AVAILABLE RECORDS -
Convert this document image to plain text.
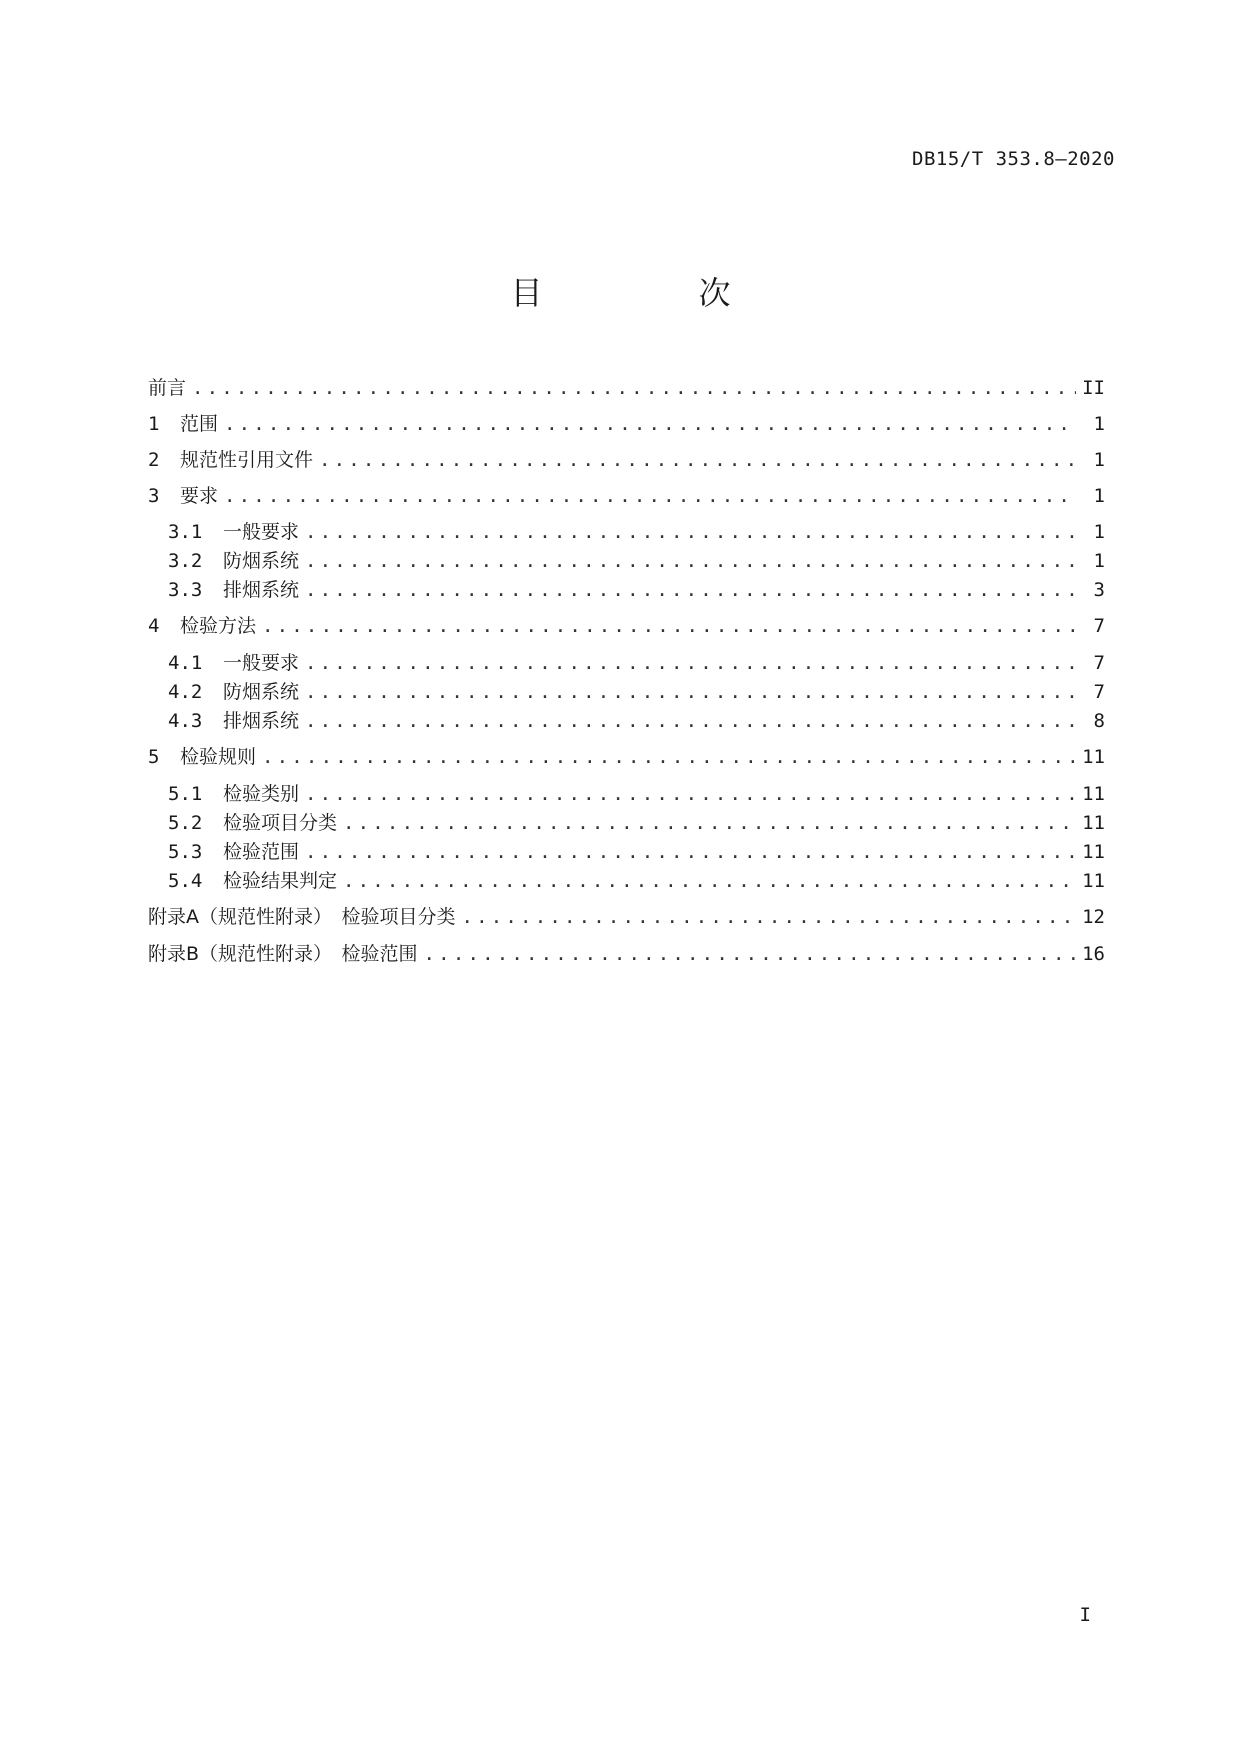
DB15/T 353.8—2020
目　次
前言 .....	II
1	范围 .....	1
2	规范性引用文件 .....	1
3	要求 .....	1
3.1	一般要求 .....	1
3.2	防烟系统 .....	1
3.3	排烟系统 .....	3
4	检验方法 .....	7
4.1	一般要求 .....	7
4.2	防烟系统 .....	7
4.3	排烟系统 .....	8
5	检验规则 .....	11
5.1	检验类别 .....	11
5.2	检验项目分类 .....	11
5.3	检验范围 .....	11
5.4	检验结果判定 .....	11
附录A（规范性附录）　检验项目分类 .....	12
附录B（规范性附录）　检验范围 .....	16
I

* * *

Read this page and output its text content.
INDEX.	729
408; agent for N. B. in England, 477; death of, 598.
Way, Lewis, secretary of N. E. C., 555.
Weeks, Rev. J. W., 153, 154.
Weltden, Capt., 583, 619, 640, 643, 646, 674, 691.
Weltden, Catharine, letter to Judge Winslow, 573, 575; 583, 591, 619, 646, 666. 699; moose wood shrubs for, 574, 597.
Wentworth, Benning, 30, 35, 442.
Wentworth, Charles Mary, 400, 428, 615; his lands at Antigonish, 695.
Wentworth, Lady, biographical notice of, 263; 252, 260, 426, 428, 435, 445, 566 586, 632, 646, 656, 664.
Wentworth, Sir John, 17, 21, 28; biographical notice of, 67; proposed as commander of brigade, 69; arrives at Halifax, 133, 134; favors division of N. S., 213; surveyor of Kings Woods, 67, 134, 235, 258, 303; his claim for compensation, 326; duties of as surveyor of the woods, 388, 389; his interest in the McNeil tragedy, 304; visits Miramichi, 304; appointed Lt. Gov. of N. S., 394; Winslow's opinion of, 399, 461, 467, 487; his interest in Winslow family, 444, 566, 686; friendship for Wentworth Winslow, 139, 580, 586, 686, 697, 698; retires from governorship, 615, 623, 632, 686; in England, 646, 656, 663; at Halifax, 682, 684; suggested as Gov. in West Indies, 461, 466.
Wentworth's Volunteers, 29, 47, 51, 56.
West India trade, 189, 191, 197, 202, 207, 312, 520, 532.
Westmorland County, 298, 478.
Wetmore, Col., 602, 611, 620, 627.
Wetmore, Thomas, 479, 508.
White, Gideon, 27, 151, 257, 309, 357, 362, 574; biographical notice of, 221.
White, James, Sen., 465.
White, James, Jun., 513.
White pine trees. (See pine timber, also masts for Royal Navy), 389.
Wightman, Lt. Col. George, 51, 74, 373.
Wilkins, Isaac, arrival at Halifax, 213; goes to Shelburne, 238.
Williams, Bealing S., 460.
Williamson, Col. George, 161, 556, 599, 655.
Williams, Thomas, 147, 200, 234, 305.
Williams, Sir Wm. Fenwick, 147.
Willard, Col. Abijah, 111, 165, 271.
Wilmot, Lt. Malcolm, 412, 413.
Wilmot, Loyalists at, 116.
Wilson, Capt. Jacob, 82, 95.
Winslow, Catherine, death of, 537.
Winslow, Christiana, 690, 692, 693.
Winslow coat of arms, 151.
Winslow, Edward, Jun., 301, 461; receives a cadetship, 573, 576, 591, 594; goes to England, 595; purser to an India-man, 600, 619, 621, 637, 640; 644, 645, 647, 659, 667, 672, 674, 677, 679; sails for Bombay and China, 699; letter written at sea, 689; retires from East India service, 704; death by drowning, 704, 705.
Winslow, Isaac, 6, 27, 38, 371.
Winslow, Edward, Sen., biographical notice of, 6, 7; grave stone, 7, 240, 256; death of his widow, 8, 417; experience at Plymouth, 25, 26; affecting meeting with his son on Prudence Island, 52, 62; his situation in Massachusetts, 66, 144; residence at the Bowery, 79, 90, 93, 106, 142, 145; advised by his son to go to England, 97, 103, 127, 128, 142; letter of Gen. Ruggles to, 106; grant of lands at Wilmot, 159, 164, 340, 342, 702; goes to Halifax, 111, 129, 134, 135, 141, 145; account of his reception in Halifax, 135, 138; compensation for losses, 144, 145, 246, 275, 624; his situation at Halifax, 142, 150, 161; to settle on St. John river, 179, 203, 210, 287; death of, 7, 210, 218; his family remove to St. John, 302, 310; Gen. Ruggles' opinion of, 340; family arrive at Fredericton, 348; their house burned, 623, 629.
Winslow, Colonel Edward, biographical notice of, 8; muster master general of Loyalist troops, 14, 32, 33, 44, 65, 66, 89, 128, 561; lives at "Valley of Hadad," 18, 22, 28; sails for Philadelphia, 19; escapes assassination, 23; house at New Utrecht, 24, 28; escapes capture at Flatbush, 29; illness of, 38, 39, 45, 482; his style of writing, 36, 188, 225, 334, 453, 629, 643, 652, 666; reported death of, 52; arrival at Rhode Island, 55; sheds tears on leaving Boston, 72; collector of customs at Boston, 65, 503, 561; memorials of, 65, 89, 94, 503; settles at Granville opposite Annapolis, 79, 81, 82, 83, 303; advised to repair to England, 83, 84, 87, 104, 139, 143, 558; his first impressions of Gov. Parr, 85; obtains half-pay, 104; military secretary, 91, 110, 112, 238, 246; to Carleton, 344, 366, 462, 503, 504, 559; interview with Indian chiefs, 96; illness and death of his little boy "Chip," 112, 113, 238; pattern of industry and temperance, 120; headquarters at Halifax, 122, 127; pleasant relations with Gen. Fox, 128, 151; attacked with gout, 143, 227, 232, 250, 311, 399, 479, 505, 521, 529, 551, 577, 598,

WHAT THE TASK ASKS - Copy every line of the listing that includes the string "Wetmore".

THE RESPONSE -
Wetmore, Col., 602, 611, 620, 627.
Wetmore, Thomas, 479, 508.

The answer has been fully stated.